PROVIDED MATERIAL
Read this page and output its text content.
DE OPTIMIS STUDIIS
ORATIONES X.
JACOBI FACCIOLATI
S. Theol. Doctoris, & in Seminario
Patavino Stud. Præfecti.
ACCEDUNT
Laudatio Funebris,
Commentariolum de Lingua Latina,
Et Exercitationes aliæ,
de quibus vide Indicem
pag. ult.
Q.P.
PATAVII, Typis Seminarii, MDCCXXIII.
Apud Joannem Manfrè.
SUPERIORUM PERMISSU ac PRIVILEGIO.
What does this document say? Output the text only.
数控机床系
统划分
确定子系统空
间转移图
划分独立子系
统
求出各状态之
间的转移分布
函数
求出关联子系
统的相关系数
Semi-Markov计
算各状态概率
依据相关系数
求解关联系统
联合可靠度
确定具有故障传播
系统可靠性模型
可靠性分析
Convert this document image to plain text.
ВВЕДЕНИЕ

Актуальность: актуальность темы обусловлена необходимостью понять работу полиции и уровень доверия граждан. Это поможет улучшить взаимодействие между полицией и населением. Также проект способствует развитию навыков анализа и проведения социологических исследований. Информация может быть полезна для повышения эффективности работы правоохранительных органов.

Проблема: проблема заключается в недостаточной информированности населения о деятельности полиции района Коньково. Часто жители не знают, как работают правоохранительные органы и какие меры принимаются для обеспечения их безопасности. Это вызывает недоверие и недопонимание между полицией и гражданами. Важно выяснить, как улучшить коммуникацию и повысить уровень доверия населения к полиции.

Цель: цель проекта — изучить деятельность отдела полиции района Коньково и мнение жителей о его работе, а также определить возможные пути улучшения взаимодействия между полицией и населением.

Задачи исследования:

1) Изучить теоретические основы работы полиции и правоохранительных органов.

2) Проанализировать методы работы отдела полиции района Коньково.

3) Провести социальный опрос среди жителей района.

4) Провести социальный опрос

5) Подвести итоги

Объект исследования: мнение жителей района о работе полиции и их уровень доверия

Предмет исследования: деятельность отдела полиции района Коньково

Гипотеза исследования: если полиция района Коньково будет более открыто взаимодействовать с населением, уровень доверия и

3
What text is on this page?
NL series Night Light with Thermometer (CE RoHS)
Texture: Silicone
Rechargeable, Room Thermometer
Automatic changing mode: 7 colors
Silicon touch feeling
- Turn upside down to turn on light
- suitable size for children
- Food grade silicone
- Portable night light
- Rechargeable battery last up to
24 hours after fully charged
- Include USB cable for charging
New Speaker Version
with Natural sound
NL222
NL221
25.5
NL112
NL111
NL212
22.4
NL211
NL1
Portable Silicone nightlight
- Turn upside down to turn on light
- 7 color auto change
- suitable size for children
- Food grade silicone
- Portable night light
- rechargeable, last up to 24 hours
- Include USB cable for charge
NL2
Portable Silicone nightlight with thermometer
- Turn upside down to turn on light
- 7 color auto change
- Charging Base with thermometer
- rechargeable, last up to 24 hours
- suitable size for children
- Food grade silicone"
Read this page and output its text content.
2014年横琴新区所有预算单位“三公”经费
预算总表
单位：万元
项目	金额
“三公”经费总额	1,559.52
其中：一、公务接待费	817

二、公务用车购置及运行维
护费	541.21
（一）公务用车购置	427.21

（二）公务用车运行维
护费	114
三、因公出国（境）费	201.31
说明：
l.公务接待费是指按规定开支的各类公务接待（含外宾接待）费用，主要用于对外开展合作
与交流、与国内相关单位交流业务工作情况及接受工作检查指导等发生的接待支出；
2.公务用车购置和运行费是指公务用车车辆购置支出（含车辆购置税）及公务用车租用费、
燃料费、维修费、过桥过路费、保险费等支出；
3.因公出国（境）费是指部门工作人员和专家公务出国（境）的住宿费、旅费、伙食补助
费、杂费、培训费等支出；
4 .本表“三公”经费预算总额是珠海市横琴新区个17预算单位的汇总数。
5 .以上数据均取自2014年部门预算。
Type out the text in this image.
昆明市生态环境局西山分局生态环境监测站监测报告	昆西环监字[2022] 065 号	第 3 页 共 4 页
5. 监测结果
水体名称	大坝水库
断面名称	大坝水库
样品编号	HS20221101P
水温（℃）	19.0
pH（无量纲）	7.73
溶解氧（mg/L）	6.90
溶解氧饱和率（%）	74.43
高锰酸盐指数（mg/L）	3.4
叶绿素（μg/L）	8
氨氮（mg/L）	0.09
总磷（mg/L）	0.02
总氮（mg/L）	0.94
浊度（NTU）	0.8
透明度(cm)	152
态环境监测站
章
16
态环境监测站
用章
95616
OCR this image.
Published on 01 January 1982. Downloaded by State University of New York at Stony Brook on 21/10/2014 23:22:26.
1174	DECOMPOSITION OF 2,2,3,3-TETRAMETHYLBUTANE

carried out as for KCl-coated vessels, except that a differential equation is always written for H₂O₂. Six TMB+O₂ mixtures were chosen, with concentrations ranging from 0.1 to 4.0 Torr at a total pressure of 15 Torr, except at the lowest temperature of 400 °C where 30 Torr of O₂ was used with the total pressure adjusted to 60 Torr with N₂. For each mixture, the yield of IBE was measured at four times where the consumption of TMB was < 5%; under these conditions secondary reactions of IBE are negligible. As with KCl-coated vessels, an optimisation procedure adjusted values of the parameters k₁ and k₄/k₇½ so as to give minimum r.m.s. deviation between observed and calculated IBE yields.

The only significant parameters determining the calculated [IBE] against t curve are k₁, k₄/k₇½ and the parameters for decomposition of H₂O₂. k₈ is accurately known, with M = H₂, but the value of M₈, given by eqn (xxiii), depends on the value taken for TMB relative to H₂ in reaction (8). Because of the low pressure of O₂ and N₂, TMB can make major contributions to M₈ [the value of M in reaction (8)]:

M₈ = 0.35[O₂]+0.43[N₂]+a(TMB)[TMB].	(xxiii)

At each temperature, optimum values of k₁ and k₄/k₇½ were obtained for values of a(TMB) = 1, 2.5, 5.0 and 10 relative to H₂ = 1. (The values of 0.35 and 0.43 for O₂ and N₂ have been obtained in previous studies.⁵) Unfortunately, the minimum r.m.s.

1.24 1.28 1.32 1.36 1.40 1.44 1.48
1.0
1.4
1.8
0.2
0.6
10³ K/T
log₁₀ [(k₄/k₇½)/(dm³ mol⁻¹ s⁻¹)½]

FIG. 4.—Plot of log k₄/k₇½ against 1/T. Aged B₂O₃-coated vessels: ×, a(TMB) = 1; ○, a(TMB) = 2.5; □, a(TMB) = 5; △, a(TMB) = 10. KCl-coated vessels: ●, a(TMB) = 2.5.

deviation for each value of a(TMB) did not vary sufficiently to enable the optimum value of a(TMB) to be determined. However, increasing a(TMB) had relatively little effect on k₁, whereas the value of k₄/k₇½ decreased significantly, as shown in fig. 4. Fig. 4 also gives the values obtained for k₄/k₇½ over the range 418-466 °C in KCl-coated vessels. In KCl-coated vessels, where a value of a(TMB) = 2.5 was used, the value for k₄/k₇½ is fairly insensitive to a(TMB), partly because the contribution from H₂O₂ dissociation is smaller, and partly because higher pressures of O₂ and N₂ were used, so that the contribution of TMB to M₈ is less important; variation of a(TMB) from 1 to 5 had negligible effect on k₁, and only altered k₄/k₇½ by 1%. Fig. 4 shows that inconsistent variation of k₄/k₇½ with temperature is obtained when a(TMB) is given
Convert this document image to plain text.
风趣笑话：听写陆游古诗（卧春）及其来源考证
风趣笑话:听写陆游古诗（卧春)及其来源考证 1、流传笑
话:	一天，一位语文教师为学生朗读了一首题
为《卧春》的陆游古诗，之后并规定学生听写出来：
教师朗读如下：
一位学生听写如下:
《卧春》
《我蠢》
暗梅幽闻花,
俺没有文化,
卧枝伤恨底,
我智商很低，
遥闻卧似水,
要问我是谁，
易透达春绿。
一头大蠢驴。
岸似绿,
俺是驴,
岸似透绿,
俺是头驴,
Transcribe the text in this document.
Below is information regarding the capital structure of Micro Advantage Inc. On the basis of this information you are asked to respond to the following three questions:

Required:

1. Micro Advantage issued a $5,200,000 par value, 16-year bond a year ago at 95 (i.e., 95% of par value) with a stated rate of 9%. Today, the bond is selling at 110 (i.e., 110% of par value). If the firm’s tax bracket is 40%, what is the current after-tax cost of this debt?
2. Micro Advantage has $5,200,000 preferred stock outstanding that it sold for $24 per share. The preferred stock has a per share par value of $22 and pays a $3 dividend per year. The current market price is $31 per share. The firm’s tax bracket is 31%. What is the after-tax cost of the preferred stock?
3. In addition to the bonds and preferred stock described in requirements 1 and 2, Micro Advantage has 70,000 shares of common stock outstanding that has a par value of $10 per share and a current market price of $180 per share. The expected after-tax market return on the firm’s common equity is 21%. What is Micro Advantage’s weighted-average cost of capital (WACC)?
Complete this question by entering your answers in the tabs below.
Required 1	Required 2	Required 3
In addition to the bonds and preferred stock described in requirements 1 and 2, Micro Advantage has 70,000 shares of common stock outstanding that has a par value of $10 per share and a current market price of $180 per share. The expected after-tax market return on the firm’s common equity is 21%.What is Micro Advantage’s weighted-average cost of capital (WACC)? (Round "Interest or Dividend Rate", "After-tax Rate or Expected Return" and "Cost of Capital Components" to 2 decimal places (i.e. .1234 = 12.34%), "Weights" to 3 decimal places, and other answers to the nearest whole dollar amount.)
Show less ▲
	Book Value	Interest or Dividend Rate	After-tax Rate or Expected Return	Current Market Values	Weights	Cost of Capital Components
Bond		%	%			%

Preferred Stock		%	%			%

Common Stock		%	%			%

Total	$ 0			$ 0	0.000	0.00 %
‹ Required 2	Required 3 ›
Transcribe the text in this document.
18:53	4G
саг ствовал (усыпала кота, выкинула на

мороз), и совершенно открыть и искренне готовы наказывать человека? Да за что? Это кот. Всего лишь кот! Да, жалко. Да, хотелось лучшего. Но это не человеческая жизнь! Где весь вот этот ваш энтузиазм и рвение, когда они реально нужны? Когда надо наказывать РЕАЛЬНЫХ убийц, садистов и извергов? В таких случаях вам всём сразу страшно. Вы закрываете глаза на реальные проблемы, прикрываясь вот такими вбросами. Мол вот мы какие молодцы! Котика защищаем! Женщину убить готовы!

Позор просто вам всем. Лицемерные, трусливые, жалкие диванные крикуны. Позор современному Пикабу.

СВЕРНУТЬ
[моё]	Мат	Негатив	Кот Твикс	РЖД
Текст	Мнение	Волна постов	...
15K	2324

YOUR OBJECTIVE
From the listing, copy each line containing the word "работе".

THE ANSWER
Цель: цель проекта — изучить деятельность отдела полиции района Коньково и мнение жителей о его работе, а также определить возможные пути улучшения взаимодействия между полицией и населением.
Объект исследования: мнение жителей района о работе полиции и их уровень доверия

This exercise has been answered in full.